┌────────

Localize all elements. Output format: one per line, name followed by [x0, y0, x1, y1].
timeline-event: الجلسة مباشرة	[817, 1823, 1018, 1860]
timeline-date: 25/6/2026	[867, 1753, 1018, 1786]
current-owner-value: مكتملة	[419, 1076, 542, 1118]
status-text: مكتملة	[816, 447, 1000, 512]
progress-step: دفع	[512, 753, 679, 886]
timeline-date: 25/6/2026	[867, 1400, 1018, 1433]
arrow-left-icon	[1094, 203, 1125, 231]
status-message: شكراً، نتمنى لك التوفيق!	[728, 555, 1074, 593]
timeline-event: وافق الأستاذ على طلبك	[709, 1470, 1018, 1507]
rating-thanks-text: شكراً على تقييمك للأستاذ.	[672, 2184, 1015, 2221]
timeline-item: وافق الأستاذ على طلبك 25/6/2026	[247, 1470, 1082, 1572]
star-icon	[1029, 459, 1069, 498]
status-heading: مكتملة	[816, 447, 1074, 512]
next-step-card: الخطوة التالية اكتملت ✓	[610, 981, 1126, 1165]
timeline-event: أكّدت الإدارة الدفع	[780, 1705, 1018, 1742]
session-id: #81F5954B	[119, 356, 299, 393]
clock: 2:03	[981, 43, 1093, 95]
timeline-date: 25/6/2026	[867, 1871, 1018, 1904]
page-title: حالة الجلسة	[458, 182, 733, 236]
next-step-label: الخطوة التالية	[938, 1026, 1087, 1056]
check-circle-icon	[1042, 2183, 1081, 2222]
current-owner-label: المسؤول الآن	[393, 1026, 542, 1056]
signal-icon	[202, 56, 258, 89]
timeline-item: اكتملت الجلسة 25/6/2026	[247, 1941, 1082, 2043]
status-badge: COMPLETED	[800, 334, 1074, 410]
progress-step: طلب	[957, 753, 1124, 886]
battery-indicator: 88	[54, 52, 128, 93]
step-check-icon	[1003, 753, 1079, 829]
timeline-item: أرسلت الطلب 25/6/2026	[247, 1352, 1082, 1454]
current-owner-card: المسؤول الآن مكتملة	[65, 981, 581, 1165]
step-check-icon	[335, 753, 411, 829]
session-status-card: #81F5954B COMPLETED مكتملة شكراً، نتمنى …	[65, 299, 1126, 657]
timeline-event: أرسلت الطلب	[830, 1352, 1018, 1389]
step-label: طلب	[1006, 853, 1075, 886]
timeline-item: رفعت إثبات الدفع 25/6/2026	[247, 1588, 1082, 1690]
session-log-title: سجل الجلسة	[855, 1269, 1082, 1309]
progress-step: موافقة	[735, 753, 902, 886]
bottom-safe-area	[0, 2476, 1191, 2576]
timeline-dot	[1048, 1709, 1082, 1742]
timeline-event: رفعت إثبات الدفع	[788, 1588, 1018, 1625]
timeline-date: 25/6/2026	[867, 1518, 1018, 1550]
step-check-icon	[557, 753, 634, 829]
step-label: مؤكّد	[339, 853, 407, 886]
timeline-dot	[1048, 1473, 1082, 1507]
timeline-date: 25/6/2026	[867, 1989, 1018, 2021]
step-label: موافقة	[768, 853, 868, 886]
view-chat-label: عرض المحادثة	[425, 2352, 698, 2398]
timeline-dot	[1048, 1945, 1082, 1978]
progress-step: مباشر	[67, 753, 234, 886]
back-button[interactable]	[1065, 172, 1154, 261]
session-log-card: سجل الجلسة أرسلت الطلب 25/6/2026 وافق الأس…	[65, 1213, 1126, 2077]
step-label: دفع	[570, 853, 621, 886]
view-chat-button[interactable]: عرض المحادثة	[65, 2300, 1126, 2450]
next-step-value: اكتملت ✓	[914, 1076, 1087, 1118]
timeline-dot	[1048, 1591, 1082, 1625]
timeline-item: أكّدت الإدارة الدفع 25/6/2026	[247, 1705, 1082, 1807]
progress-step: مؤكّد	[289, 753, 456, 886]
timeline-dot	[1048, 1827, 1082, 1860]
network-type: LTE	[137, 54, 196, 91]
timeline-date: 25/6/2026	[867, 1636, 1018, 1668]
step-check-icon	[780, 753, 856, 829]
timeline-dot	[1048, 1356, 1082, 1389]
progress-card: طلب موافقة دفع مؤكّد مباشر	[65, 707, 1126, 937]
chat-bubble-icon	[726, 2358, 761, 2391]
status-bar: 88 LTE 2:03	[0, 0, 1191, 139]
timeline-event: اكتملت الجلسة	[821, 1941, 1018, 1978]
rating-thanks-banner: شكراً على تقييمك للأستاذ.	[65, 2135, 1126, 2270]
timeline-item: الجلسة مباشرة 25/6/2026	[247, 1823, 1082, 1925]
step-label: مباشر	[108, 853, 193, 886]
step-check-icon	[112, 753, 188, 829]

└────────

▶ [AIM]: Switch every "timeline-dot" in these lines to "timeline-marker", and give all the lines back with nothing else changed.

▶ [WRITTEN ANSWER]:
Localize all elements. Output format: one per line, name followed by [x0, y0, x1, y1].
timeline-event: الجلسة مباشرة	[817, 1823, 1018, 1860]
timeline-date: 25/6/2026	[867, 1753, 1018, 1786]
current-owner-value: مكتملة	[419, 1076, 542, 1118]
status-text: مكتملة	[816, 447, 1000, 512]
progress-step: دفع	[512, 753, 679, 886]
timeline-date: 25/6/2026	[867, 1400, 1018, 1433]
arrow-left-icon	[1094, 203, 1125, 231]
status-message: شكراً، نتمنى لك التوفيق!	[728, 555, 1074, 593]
timeline-event: وافق الأستاذ على طلبك	[709, 1470, 1018, 1507]
rating-thanks-text: شكراً على تقييمك للأستاذ.	[672, 2184, 1015, 2221]
timeline-item: وافق الأستاذ على طلبك 25/6/2026	[247, 1470, 1082, 1572]
star-icon	[1029, 459, 1069, 498]
status-heading: مكتملة	[816, 447, 1074, 512]
next-step-card: الخطوة التالية اكتملت ✓	[610, 981, 1126, 1165]
timeline-event: أكّدت الإدارة الدفع	[780, 1705, 1018, 1742]
session-id: #81F5954B	[119, 356, 299, 393]
clock: 2:03	[981, 43, 1093, 95]
timeline-date: 25/6/2026	[867, 1871, 1018, 1904]
page-title: حالة الجلسة	[458, 182, 733, 236]
next-step-label: الخطوة التالية	[938, 1026, 1087, 1056]
check-circle-icon	[1042, 2183, 1081, 2222]
current-owner-label: المسؤول الآن	[393, 1026, 542, 1056]
signal-icon	[202, 56, 258, 89]
timeline-item: اكتملت الجلسة 25/6/2026	[247, 1941, 1082, 2043]
status-badge: COMPLETED	[800, 334, 1074, 410]
progress-step: طلب	[957, 753, 1124, 886]
battery-indicator: 88	[54, 52, 128, 93]
step-check-icon	[1003, 753, 1079, 829]
timeline-item: أرسلت الطلب 25/6/2026	[247, 1352, 1082, 1454]
current-owner-card: المسؤول الآن مكتملة	[65, 981, 581, 1165]
step-check-icon	[335, 753, 411, 829]
session-status-card: #81F5954B COMPLETED مكتملة شكراً، نتمنى …	[65, 299, 1126, 657]
timeline-event: أرسلت الطلب	[830, 1352, 1018, 1389]
step-label: طلب	[1006, 853, 1075, 886]
timeline-item: رفعت إثبات الدفع 25/6/2026	[247, 1588, 1082, 1690]
session-log-title: سجل الجلسة	[855, 1269, 1082, 1309]
progress-step: موافقة	[735, 753, 902, 886]
bottom-safe-area	[0, 2476, 1191, 2576]
timeline-marker	[1048, 1709, 1082, 1742]
timeline-event: رفعت إثبات الدفع	[788, 1588, 1018, 1625]
timeline-date: 25/6/2026	[867, 1518, 1018, 1550]
step-check-icon	[557, 753, 634, 829]
step-label: مؤكّد	[339, 853, 407, 886]
timeline-marker	[1048, 1473, 1082, 1507]
timeline-date: 25/6/2026	[867, 1989, 1018, 2021]
step-label: موافقة	[768, 853, 868, 886]
view-chat-label: عرض المحادثة	[425, 2352, 698, 2398]
timeline-marker	[1048, 1945, 1082, 1978]
progress-step: مباشر	[67, 753, 234, 886]
back-button[interactable]	[1065, 172, 1154, 261]
session-log-card: سجل الجلسة أرسلت الطلب 25/6/2026 وافق الأس…	[65, 1213, 1126, 2077]
step-label: دفع	[570, 853, 621, 886]
view-chat-button[interactable]: عرض المحادثة	[65, 2300, 1126, 2450]
next-step-value: اكتملت ✓	[914, 1076, 1087, 1118]
timeline-marker	[1048, 1591, 1082, 1625]
timeline-item: أكّدت الإدارة الدفع 25/6/2026	[247, 1705, 1082, 1807]
progress-step: مؤكّد	[289, 753, 456, 886]
timeline-marker	[1048, 1827, 1082, 1860]
network-type: LTE	[137, 54, 196, 91]
timeline-date: 25/6/2026	[867, 1636, 1018, 1668]
step-check-icon	[780, 753, 856, 829]
timeline-marker	[1048, 1356, 1082, 1389]
progress-card: طلب موافقة دفع مؤكّد مباشر	[65, 707, 1126, 937]
chat-bubble-icon	[726, 2358, 761, 2391]
status-bar: 88 LTE 2:03	[0, 0, 1191, 139]
timeline-event: اكتملت الجلسة	[821, 1941, 1018, 1978]
rating-thanks-banner: شكراً على تقييمك للأستاذ.	[65, 2135, 1126, 2270]
timeline-item: الجلسة مباشرة 25/6/2026	[247, 1823, 1082, 1925]
step-label: مباشر	[108, 853, 193, 886]
step-check-icon	[112, 753, 188, 829]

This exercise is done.